TASK INSTRUCTIONS: Repeat every line of the material, character for character.

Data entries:
▶
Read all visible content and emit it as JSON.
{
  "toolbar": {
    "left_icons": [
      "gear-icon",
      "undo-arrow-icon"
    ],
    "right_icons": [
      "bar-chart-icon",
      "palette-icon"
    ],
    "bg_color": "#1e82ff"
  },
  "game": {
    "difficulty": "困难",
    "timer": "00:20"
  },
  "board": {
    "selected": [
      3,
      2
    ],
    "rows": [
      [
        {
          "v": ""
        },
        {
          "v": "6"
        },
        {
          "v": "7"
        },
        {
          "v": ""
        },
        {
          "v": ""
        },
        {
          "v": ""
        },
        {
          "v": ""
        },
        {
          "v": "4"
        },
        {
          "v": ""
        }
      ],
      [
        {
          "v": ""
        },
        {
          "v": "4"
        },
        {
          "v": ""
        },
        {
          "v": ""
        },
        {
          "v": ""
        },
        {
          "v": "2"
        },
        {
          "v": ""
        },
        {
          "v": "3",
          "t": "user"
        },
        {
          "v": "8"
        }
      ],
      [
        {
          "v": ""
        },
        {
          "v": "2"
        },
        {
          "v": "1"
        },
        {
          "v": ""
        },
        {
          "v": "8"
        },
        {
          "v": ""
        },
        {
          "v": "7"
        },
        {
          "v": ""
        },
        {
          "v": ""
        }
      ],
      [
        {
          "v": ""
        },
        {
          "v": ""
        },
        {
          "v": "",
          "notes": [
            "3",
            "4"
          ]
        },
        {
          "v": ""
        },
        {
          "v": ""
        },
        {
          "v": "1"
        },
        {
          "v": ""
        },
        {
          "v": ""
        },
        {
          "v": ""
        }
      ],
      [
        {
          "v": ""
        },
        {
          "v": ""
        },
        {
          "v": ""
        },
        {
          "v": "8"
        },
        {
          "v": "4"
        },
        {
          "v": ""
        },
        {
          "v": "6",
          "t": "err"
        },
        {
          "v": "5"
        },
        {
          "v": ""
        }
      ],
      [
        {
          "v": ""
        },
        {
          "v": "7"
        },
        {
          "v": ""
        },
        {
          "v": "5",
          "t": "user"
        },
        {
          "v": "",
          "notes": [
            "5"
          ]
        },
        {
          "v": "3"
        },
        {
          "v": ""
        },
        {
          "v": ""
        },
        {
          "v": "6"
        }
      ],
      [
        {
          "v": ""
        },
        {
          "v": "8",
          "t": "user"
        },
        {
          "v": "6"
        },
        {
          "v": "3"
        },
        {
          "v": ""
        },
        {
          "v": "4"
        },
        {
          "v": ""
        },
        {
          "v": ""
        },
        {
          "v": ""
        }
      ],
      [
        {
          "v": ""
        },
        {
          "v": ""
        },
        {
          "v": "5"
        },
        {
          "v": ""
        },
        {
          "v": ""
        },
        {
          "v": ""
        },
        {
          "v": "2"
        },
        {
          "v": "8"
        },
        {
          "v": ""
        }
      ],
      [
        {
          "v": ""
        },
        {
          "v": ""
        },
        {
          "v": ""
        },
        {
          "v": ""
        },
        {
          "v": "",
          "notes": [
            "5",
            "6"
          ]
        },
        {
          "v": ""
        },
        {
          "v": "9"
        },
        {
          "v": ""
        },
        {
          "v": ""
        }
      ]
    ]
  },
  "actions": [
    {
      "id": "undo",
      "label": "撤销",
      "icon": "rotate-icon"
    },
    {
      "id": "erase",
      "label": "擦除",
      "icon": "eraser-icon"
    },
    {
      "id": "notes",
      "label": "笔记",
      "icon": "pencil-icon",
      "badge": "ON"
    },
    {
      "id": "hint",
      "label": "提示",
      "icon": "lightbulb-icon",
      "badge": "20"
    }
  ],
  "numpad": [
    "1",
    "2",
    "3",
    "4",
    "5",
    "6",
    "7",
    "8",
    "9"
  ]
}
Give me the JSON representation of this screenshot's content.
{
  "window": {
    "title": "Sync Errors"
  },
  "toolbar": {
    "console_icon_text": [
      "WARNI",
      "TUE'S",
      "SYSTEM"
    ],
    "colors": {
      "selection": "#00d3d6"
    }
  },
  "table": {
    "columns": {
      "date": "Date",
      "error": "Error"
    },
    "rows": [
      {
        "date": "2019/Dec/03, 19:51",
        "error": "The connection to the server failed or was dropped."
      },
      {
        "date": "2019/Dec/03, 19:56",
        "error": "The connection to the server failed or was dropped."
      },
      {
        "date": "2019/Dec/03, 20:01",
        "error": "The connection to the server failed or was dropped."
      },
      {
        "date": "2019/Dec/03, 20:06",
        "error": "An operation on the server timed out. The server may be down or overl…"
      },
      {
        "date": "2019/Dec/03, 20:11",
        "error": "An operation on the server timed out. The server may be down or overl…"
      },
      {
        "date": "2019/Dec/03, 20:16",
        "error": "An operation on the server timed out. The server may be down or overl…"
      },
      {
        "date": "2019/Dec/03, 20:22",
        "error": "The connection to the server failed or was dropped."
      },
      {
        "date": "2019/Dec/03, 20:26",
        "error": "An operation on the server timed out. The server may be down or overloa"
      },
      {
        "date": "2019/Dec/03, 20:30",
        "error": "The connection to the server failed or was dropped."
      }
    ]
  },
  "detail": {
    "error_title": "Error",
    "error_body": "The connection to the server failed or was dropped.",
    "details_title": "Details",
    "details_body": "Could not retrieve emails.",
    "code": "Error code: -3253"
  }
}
◀
EXERCISE SOLUTION:
Read all visible content and emit it as JSON.
{
  "toolbar": {
    "left_icons": [
      "gear-icon",
      "undo-arrow-icon"
    ],
    "right_icons": [
      "bar-chart-icon",
      "palette-icon"
    ],
    "bg_color": "#1e82ff"
  },
  "game": {
    "difficulty": "困难",
    "timer": "00:20"
  },
  "board": {
    "selected": [
      3,
      2
    ],
    "rows": [
      [
        {
          "v": ""
        },
        {
          "v": "6"
        },
        {
          "v": "7"
        },
        {
          "v": ""
        },
        {
          "v": ""
        },
        {
          "v": ""
        },
        {
          "v": ""
        },
        {
          "v": "4"
        },
        {
          "v": ""
        }
      ],
      [
        {
          "v": ""
        },
        {
          "v": "4"
        },
        {
          "v": ""
        },
        {
          "v": ""
        },
        {
          "v": ""
        },
        {
          "v": "2"
        },
        {
          "v": ""
        },
        {
          "v": "3",
          "t": "user"
        },
        {
          "v": "8"
        }
      ],
      [
        {
          "v": ""
        },
        {
          "v": "2"
        },
        {
          "v": "1"
        },
        {
          "v": ""
        },
        {
          "v": "8"
        },
        {
          "v": ""
        },
        {
          "v": "7"
        },
        {
          "v": ""
        },
        {
          "v": ""
        }
      ],
      [
        {
          "v": ""
        },
        {
          "v": ""
        },
        {
          "v": "",
          "notes": [
            "3",
            "4"
          ]
        },
        {
          "v": ""
        },
        {
          "v": ""
        },
        {
          "v": "1"
        },
        {
          "v": ""
        },
        {
          "v": ""
        },
        {
          "v": ""
        }
      ],
      [
        {
          "v": ""
        },
        {
          "v": ""
        },
        {
          "v": ""
        },
        {
          "v": "8"
        },
        {
          "v": "4"
        },
        {
          "v": ""
        },
        {
          "v": "6",
          "t": "err"
        },
        {
          "v": "5"
        },
        {
          "v": ""
        }
      ],
      [
        {
          "v": ""
        },
        {
          "v": "7"
        },
        {
          "v": ""
        },
        {
          "v": "5",
          "t": "user"
        },
        {
          "v": "",
          "notes": [
            "5"
          ]
        },
        {
          "v": "3"
        },
        {
          "v": ""
        },
        {
          "v": ""
        },
        {
          "v": "6"
        }
      ],
      [
        {
          "v": ""
        },
        {
          "v": "8",
          "t": "user"
        },
        {
          "v": "6"
        },
        {
          "v": "3"
        },
        {
          "v": ""
        },
        {
          "v": "4"
        },
        {
          "v": ""
        },
        {
          "v": ""
        },
        {
          "v": ""
        }
      ],
      [
        {
          "v": ""
        },
        {
          "v": ""
        },
        {
          "v": "5"
        },
        {
          "v": ""
        },
        {
          "v": ""
        },
        {
          "v": ""
        },
        {
          "v": "2"
        },
        {
          "v": "8"
        },
        {
          "v": ""
        }
      ],
      [
        {
          "v": ""
        },
        {
          "v": ""
        },
        {
          "v": ""
        },
        {
          "v": ""
        },
        {
          "v": "",
          "notes": [
            "5",
            "6"
          ]
        },
        {
          "v": ""
        },
        {
          "v": "9"
        },
        {
          "v": ""
        },
        {
          "v": ""
        }
      ]
    ]
  },
  "actions": [
    {
      "id": "undo",
      "label": "撤销",
      "icon": "rotate-icon"
    },
    {
      "id": "erase",
      "label": "擦除",
      "icon": "eraser-icon"
    },
    {
      "id": "notes",
      "label": "笔记",
      "icon": "pencil-icon",
      "badge": "ON"
    },
    {
      "id": "hint",
      "label": "提示",
      "icon": "lightbulb-icon",
      "badge": "20"
    }
  ],
  "numpad": [
    "1",
    "2",
    "3",
    "4",
    "5",
    "6",
    "7",
    "8",
    "9"
  ]
}
Give me the JSON representation of this screenshot's content.
{
  "window": {
    "title": "Sync Errors"
  },
  "toolbar": {
    "console_icon_text": [
      "WARNI",
      "TUE'S",
      "SYSTEM"
    ],
    "colors": {
      "selection": "#00d3d6"
    }
  },
  "table": {
    "columns": {
      "date": "Date",
      "error": "Error"
    },
    "rows": [
      {
        "date": "2019/Dec/03, 19:51",
        "error": "The connection to the server failed or was dropped."
      },
      {
        "date": "2019/Dec/03, 19:56",
        "error": "The connection to the server failed or was dropped."
      },
      {
        "date": "2019/Dec/03, 20:01",
        "error": "The connection to the server failed or was dropped."
      },
      {
        "date": "2019/Dec/03, 20:06",
        "error": "An operation on the server timed out. The server may be down or overl…"
      },
      {
        "date": "2019/Dec/03, 20:11",
        "error": "An operation on the server timed out. The server may be down or overl…"
      },
      {
        "date": "2019/Dec/03, 20:16",
        "error": "An operation on the server timed out. The server may be down or overl…"
      },
      {
        "date": "2019/Dec/03, 20:22",
        "error": "The connection to the server failed or was dropped."
      },
      {
        "date": "2019/Dec/03, 20:26",
        "error": "An operation on the server timed out. The server may be down or overloa"
      },
      {
        "date": "2019/Dec/03, 20:30",
        "error": "The connection to the server failed or was dropped."
      }
    ]
  },
  "detail": {
    "error_title": "Error",
    "error_body": "The connection to the server failed or was dropped.",
    "details_title": "Details",
    "details_body": "Could not retrieve emails.",
    "code": "Error code: -3253"
  }
}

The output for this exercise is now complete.